== Data supplied ==
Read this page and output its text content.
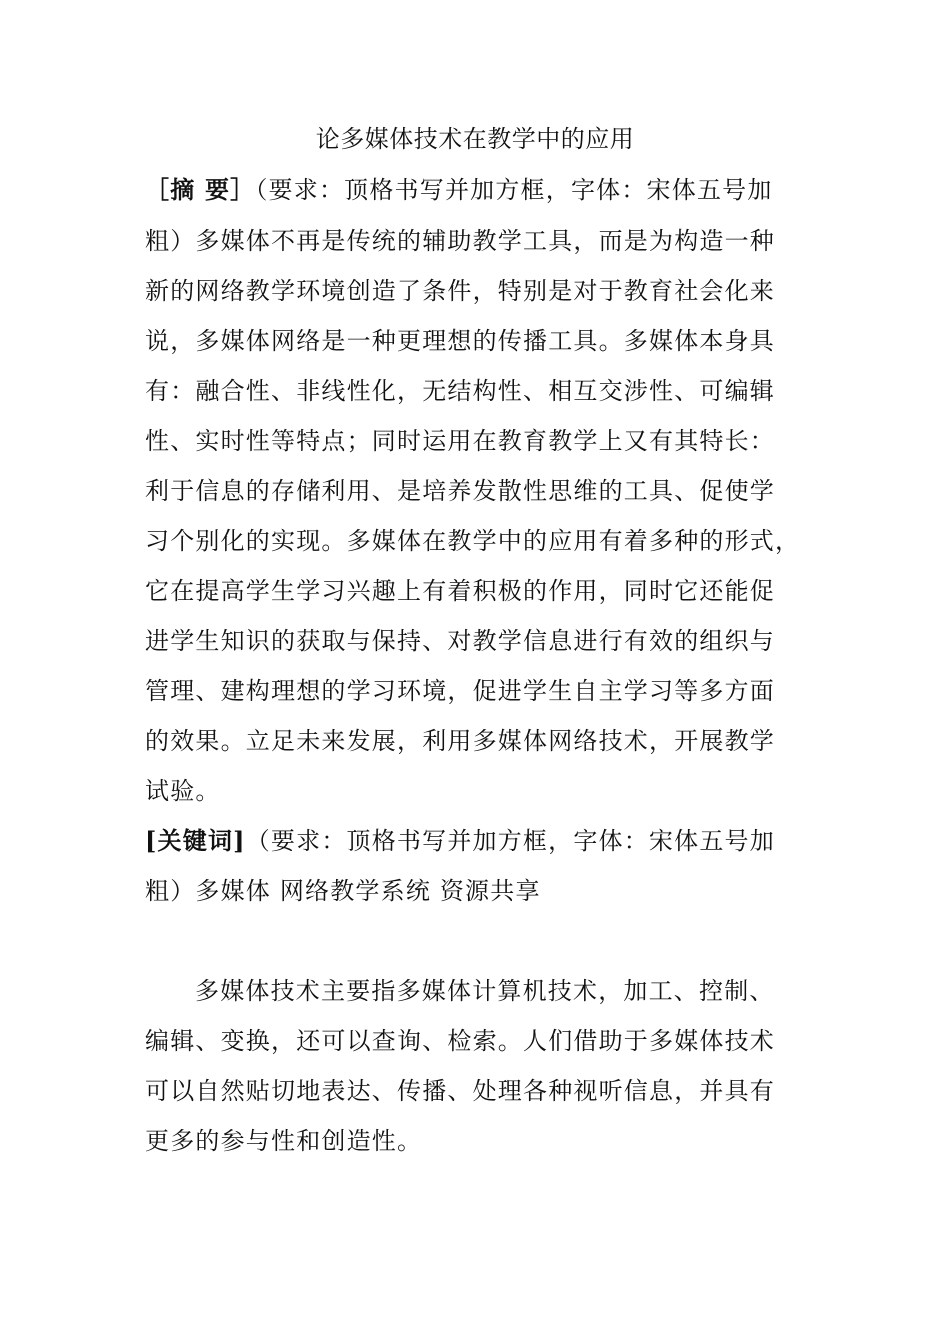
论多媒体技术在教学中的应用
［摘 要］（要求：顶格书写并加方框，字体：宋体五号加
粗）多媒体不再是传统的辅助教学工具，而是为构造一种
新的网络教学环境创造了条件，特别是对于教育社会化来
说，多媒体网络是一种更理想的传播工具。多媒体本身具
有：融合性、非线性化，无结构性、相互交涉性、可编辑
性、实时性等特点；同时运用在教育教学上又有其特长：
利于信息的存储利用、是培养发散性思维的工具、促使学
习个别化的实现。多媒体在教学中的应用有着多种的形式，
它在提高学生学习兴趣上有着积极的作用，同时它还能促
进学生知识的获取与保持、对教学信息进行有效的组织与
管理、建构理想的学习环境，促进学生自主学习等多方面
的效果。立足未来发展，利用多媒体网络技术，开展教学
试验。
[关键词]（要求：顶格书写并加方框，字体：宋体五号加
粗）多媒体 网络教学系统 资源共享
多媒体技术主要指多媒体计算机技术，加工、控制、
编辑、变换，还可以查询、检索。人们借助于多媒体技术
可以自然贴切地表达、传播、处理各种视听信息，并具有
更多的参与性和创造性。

== Stated goal ==
Reproduce the material above in full and without alteration, but skip all pictures.

== Full response ==
Read this page and output its text content.
论多媒体技术在教学中的应用
［摘 要］（要求：顶格书写并加方框，字体：宋体五号加
粗）多媒体不再是传统的辅助教学工具，而是为构造一种
新的网络教学环境创造了条件，特别是对于教育社会化来
说，多媒体网络是一种更理想的传播工具。多媒体本身具
有：融合性、非线性化，无结构性、相互交涉性、可编辑
性、实时性等特点；同时运用在教育教学上又有其特长：
利于信息的存储利用、是培养发散性思维的工具、促使学
习个别化的实现。多媒体在教学中的应用有着多种的形式，
它在提高学生学习兴趣上有着积极的作用，同时它还能促
进学生知识的获取与保持、对教学信息进行有效的组织与
管理、建构理想的学习环境，促进学生自主学习等多方面
的效果。立足未来发展，利用多媒体网络技术，开展教学
试验。
[关键词]（要求：顶格书写并加方框，字体：宋体五号加
粗）多媒体 网络教学系统 资源共享
多媒体技术主要指多媒体计算机技术，加工、控制、
编辑、变换，还可以查询、检索。人们借助于多媒体技术
可以自然贴切地表达、传播、处理各种视听信息，并具有
更多的参与性和创造性。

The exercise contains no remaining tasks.